start
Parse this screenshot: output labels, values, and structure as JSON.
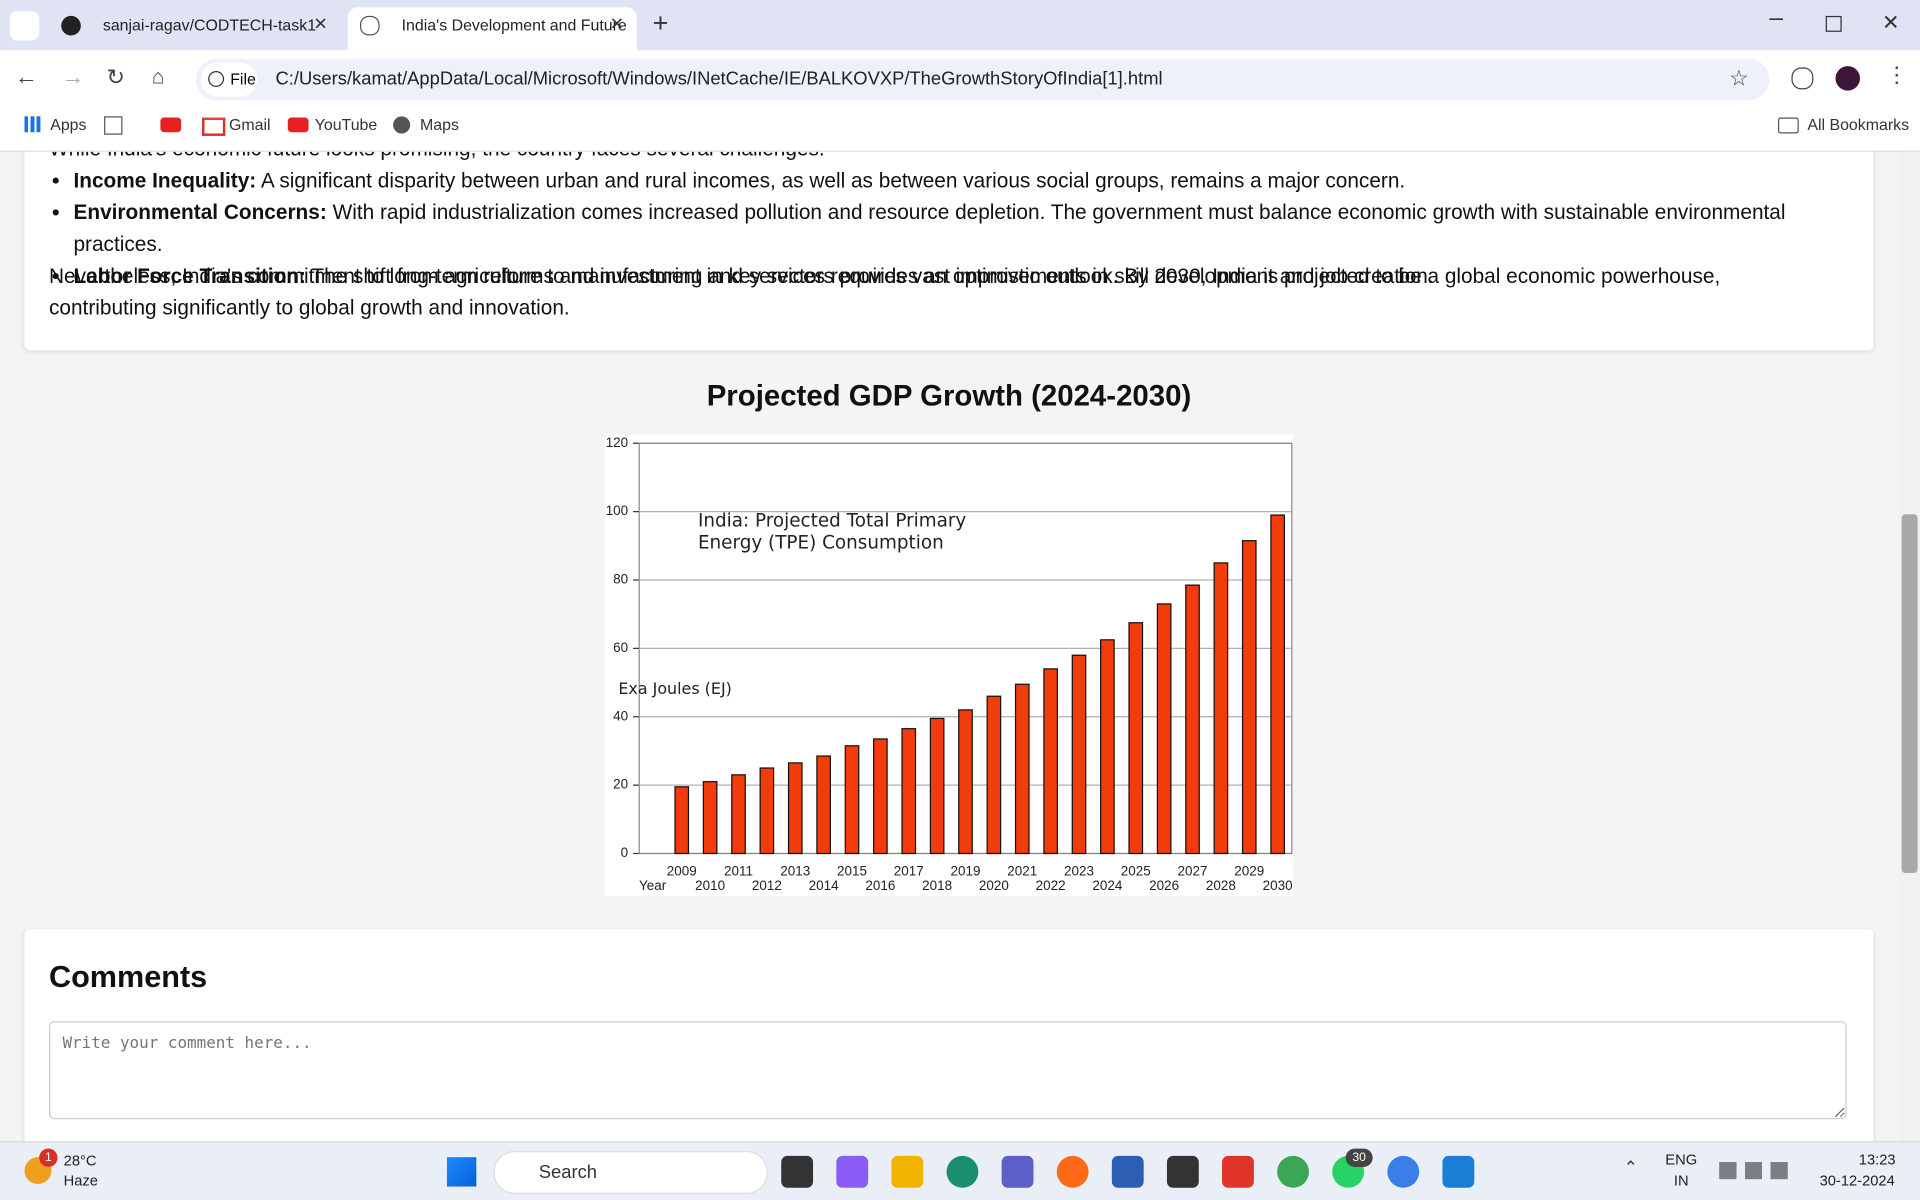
{
  "browser": {
    "tabs": [
      "sanjai-ragav/CODTECH-task1",
      "India's Development and Future"
    ],
    "file_label": "File",
    "address": "C:/Users/kamat/AppData/Local/Microsoft/Windows/INetCache/IE/BALKOVXP/TheGrowthStoryOfIndia[1].html",
    "bookmarks": [
      "Apps",
      "Gmail",
      "YouTube",
      "Maps"
    ],
    "all_bookmarks": "All Bookmarks"
  },
  "content": {
    "intro": "While India's economic future looks promising, the country faces several challenges.",
    "challenges": [
      {
        "term": "Income Inequality:",
        "text": "A significant disparity between urban and rural incomes, as well as between various social groups, remains a major concern."
      },
      {
        "term": "Environmental Concerns:",
        "text": "With rapid industrialization comes increased pollution and resource depletion. The government must balance economic growth with sustainable environmental practices."
      },
      {
        "term": "Labor Force Transition:",
        "text": "The shift from agriculture to manufacturing and services requires vast improvements in skill development and job creation."
      }
    ],
    "conclusion": "Nevertheless, India's commitment to long-term reforms and investment in key sectors provides an optimistic outlook. By 2030, India is projected to be a global economic powerhouse, contributing significantly to global growth and innovation.",
    "chart_heading": "Projected GDP Growth (2024-2030)",
    "comments_heading": "Comments",
    "comment_placeholder": "Write your comment here..."
  },
  "chart_data": {
    "type": "bar",
    "title_lines": [
      "India: Projected Total Primary",
      "Energy (TPE) Consumption"
    ],
    "y_label": "Exa Joules (EJ)",
    "x_label": "Year",
    "categories": [
      "2009",
      "2010",
      "2011",
      "2012",
      "2013",
      "2014",
      "2015",
      "2016",
      "2017",
      "2018",
      "2019",
      "2020",
      "2021",
      "2022",
      "2023",
      "2024",
      "2025",
      "2026",
      "2027",
      "2028",
      "2029",
      "2030"
    ],
    "values": [
      19.5,
      21,
      23,
      25,
      26.5,
      28.5,
      31.5,
      33.5,
      36.5,
      39.5,
      42,
      46,
      49.5,
      54,
      58,
      62.5,
      67.5,
      73,
      78.5,
      85,
      91.5,
      99
    ],
    "color": "#f23c0c",
    "ylim": [
      0,
      120
    ],
    "yticks": [
      0,
      20,
      40,
      60,
      80,
      100,
      120
    ],
    "grid": true
  },
  "taskbar": {
    "weather_badge": "1",
    "temperature": "28°C",
    "condition": "Haze",
    "search": "Search",
    "whatsapp_badge": "30",
    "lang": "ENG",
    "region": "IN",
    "time": "13:23",
    "date": "30-12-2024"
  }
}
end
Restate the whole listing above exactly, please, omitting every image.

Reply to the task
Parse this screenshot: output labels, values, and structure as JSON.
{
  "browser": {
    "tabs": [
      "sanjai-ragav/CODTECH-task1",
      "India's Development and Future"
    ],
    "file_label": "File",
    "address": "C:/Users/kamat/AppData/Local/Microsoft/Windows/INetCache/IE/BALKOVXP/TheGrowthStoryOfIndia[1].html",
    "bookmarks": [
      "Apps",
      "Gmail",
      "YouTube",
      "Maps"
    ],
    "all_bookmarks": "All Bookmarks"
  },
  "content": {
    "intro": "While India's economic future looks promising, the country faces several challenges.",
    "challenges": [
      {
        "term": "Income Inequality:",
        "text": "A significant disparity between urban and rural incomes, as well as between various social groups, remains a major concern."
      },
      {
        "term": "Environmental Concerns:",
        "text": "With rapid industrialization comes increased pollution and resource depletion. The government must balance economic growth with sustainable environmental practices."
      },
      {
        "term": "Labor Force Transition:",
        "text": "The shift from agriculture to manufacturing and services requires vast improvements in skill development and job creation."
      }
    ],
    "conclusion": "Nevertheless, India's commitment to long-term reforms and investment in key sectors provides an optimistic outlook. By 2030, India is projected to be a global economic powerhouse, contributing significantly to global growth and innovation.",
    "chart_heading": "Projected GDP Growth (2024-2030)",
    "comments_heading": "Comments",
    "comment_placeholder": "Write your comment here..."
  },
  "chart_data": {
    "type": "bar",
    "title_lines": [
      "India: Projected Total Primary",
      "Energy (TPE) Consumption"
    ],
    "y_label": "Exa Joules (EJ)",
    "x_label": "Year",
    "categories": [
      "2009",
      "2010",
      "2011",
      "2012",
      "2013",
      "2014",
      "2015",
      "2016",
      "2017",
      "2018",
      "2019",
      "2020",
      "2021",
      "2022",
      "2023",
      "2024",
      "2025",
      "2026",
      "2027",
      "2028",
      "2029",
      "2030"
    ],
    "values": [
      19.5,
      21,
      23,
      25,
      26.5,
      28.5,
      31.5,
      33.5,
      36.5,
      39.5,
      42,
      46,
      49.5,
      54,
      58,
      62.5,
      67.5,
      73,
      78.5,
      85,
      91.5,
      99
    ],
    "color": "#f23c0c",
    "ylim": [
      0,
      120
    ],
    "yticks": [
      0,
      20,
      40,
      60,
      80,
      100,
      120
    ],
    "grid": true
  },
  "taskbar": {
    "weather_badge": "1",
    "temperature": "28°C",
    "condition": "Haze",
    "search": "Search",
    "whatsapp_badge": "30",
    "lang": "ENG",
    "region": "IN",
    "time": "13:23",
    "date": "30-12-2024"
  }
}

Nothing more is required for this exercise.